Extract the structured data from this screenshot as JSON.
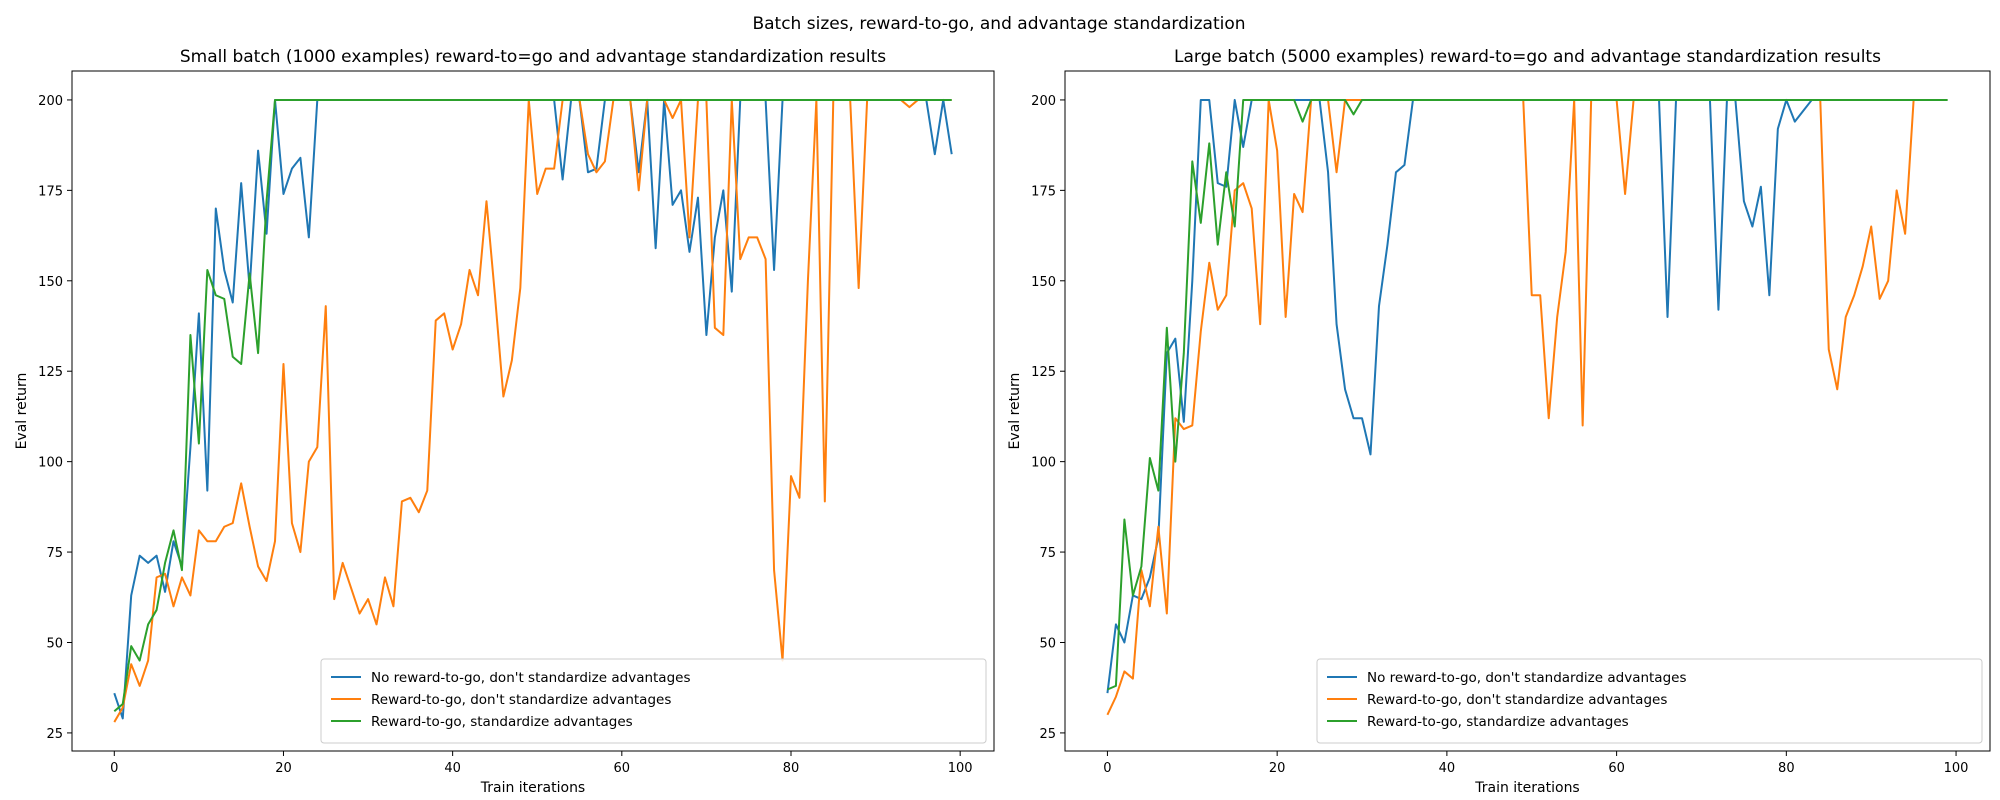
{
  "figure": {
    "title": "Batch sizes, reward-to-go, and advantage standardization"
  },
  "series_colors": [
    "#1f77b4",
    "#ff7f0e",
    "#2ca02c"
  ],
  "chart_data": [
    {
      "type": "line",
      "title": "Small batch (1000 examples) reward-to=go and advantage standardization results",
      "xlabel": "Train iterations",
      "ylabel": "Eval return",
      "xlim": [
        -5,
        104
      ],
      "ylim": [
        20,
        208
      ],
      "xticks": [
        0,
        20,
        40,
        60,
        80,
        100
      ],
      "yticks": [
        25,
        50,
        75,
        100,
        125,
        150,
        175,
        200
      ],
      "legend_position": "lower-right",
      "series": [
        {
          "name": "No reward-to-go, don't standardize advantages",
          "color": "#1f77b4",
          "values": [
            36,
            29,
            63,
            74,
            72,
            74,
            64,
            78,
            71,
            104,
            141,
            92,
            170,
            153,
            144,
            177,
            148,
            186,
            163,
            200,
            174,
            181,
            184,
            162,
            200,
            200,
            200,
            200,
            200,
            200,
            200,
            200,
            200,
            200,
            200,
            200,
            200,
            200,
            200,
            200,
            200,
            200,
            200,
            200,
            200,
            200,
            200,
            200,
            200,
            200,
            200,
            200,
            200,
            178,
            200,
            200,
            180,
            181,
            200,
            200,
            200,
            200,
            180,
            200,
            159,
            200,
            171,
            175,
            158,
            173,
            135,
            162,
            175,
            147,
            200,
            200,
            200,
            200,
            153,
            200,
            200,
            200,
            200,
            200,
            200,
            200,
            200,
            200,
            200,
            200,
            200,
            200,
            200,
            200,
            200,
            200,
            200,
            185,
            200,
            185
          ]
        },
        {
          "name": "Reward-to-go, don't standardize advantages",
          "color": "#ff7f0e",
          "values": [
            28,
            32,
            44,
            38,
            45,
            68,
            69,
            60,
            68,
            63,
            81,
            78,
            78,
            82,
            83,
            94,
            82,
            71,
            67,
            78,
            127,
            83,
            75,
            100,
            104,
            143,
            62,
            72,
            65,
            58,
            62,
            55,
            68,
            60,
            89,
            90,
            86,
            92,
            139,
            141,
            131,
            138,
            153,
            146,
            172,
            146,
            118,
            128,
            148,
            200,
            174,
            181,
            181,
            200,
            200,
            200,
            185,
            180,
            183,
            200,
            200,
            200,
            175,
            200,
            200,
            200,
            195,
            200,
            162,
            200,
            200,
            137,
            135,
            200,
            156,
            162,
            162,
            156,
            70,
            45,
            96,
            90,
            150,
            200,
            89,
            200,
            200,
            200,
            148,
            200,
            200,
            200,
            200,
            200,
            198,
            200,
            200,
            200,
            200,
            200
          ]
        },
        {
          "name": "Reward-to-go, standardize advantages",
          "color": "#2ca02c",
          "values": [
            31,
            33,
            49,
            45,
            55,
            59,
            72,
            81,
            70,
            135,
            105,
            153,
            146,
            145,
            129,
            127,
            152,
            130,
            172,
            200,
            200,
            200,
            200,
            200,
            200,
            200,
            200,
            200,
            200,
            200,
            200,
            200,
            200,
            200,
            200,
            200,
            200,
            200,
            200,
            200,
            200,
            200,
            200,
            200,
            200,
            200,
            200,
            200,
            200,
            200,
            200,
            200,
            200,
            200,
            200,
            200,
            200,
            200,
            200,
            200,
            200,
            200,
            200,
            200,
            200,
            200,
            200,
            200,
            200,
            200,
            200,
            200,
            200,
            200,
            200,
            200,
            200,
            200,
            200,
            200,
            200,
            200,
            200,
            200,
            200,
            200,
            200,
            200,
            200,
            200,
            200,
            200,
            200,
            200,
            200,
            200,
            200,
            200,
            200,
            200
          ]
        }
      ]
    },
    {
      "type": "line",
      "title": "Large batch (5000 examples) reward-to=go and advantage standardization results",
      "xlabel": "Train iterations",
      "ylabel": "Eval return",
      "xlim": [
        -5,
        104
      ],
      "ylim": [
        20,
        208
      ],
      "xticks": [
        0,
        20,
        40,
        60,
        80,
        100
      ],
      "yticks": [
        25,
        50,
        75,
        100,
        125,
        150,
        175,
        200
      ],
      "legend_position": "lower-right",
      "series": [
        {
          "name": "No reward-to-go, don't standardize advantages",
          "color": "#1f77b4",
          "values": [
            36,
            55,
            50,
            63,
            62,
            68,
            79,
            130,
            134,
            111,
            150,
            200,
            200,
            177,
            176,
            200,
            187,
            200,
            200,
            200,
            200,
            200,
            200,
            200,
            200,
            200,
            180,
            138,
            120,
            112,
            112,
            102,
            143,
            160,
            180,
            182,
            200,
            200,
            200,
            200,
            200,
            200,
            200,
            200,
            200,
            200,
            200,
            200,
            200,
            200,
            200,
            200,
            200,
            200,
            200,
            200,
            200,
            200,
            200,
            200,
            200,
            200,
            200,
            200,
            200,
            200,
            140,
            200,
            200,
            200,
            200,
            200,
            142,
            200,
            200,
            172,
            165,
            176,
            146,
            192,
            200,
            194,
            197,
            200,
            200,
            200,
            200,
            200,
            200,
            200,
            200,
            200,
            200,
            200,
            200,
            200,
            200,
            200,
            200,
            200
          ]
        },
        {
          "name": "Reward-to-go, don't standardize advantages",
          "color": "#ff7f0e",
          "values": [
            30,
            35,
            42,
            40,
            70,
            60,
            82,
            58,
            112,
            109,
            110,
            136,
            155,
            142,
            146,
            175,
            177,
            170,
            138,
            200,
            186,
            140,
            174,
            169,
            200,
            200,
            200,
            180,
            200,
            200,
            200,
            200,
            200,
            200,
            200,
            200,
            200,
            200,
            200,
            200,
            200,
            200,
            200,
            200,
            200,
            200,
            200,
            200,
            200,
            200,
            146,
            146,
            112,
            140,
            158,
            200,
            110,
            200,
            200,
            200,
            200,
            174,
            200,
            200,
            200,
            200,
            200,
            200,
            200,
            200,
            200,
            200,
            200,
            200,
            200,
            200,
            200,
            200,
            200,
            200,
            200,
            200,
            200,
            200,
            200,
            131,
            120,
            140,
            146,
            154,
            165,
            145,
            150,
            175,
            163,
            200,
            200,
            200,
            200,
            200
          ]
        },
        {
          "name": "Reward-to-go, standardize advantages",
          "color": "#2ca02c",
          "values": [
            37,
            38,
            84,
            63,
            71,
            101,
            92,
            137,
            100,
            130,
            183,
            166,
            188,
            160,
            180,
            165,
            200,
            200,
            200,
            200,
            200,
            200,
            200,
            194,
            200,
            200,
            200,
            200,
            200,
            196,
            200,
            200,
            200,
            200,
            200,
            200,
            200,
            200,
            200,
            200,
            200,
            200,
            200,
            200,
            200,
            200,
            200,
            200,
            200,
            200,
            200,
            200,
            200,
            200,
            200,
            200,
            200,
            200,
            200,
            200,
            200,
            200,
            200,
            200,
            200,
            200,
            200,
            200,
            200,
            200,
            200,
            200,
            200,
            200,
            200,
            200,
            200,
            200,
            200,
            200,
            200,
            200,
            200,
            200,
            200,
            200,
            200,
            200,
            200,
            200,
            200,
            200,
            200,
            200,
            200,
            200,
            200,
            200,
            200,
            200
          ]
        }
      ]
    }
  ]
}
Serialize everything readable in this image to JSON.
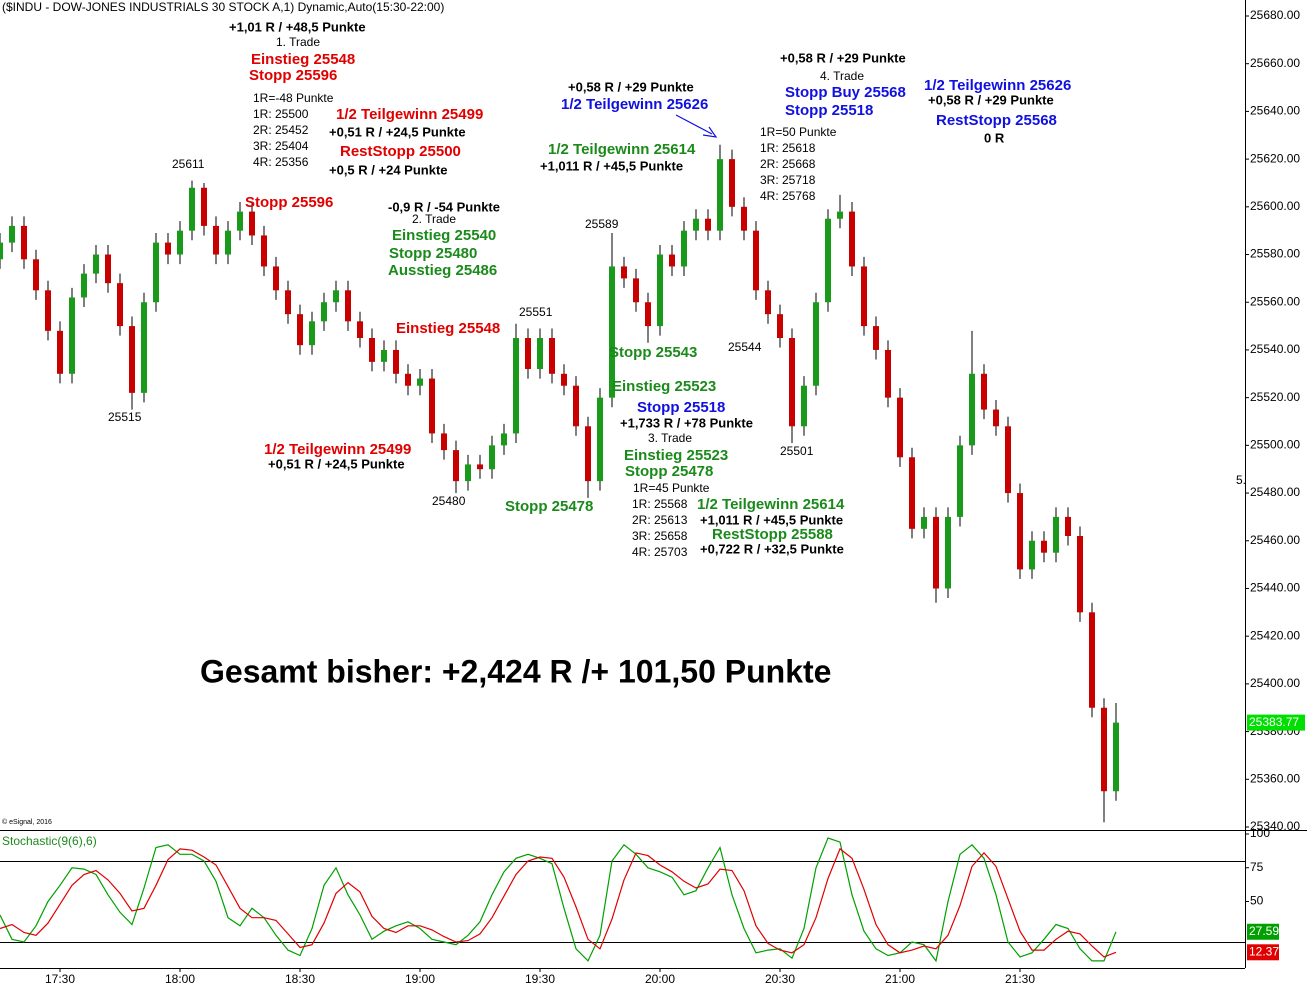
════
Exercise goal: Search the records for the word "results" and copy every line where it occurs.

Right answer:
      "title": "Small batch (1000 examples) reward-to=go and advantage standardization results",
      "title": "Large batch (5000 examples) reward-to=go and advantage standardization results",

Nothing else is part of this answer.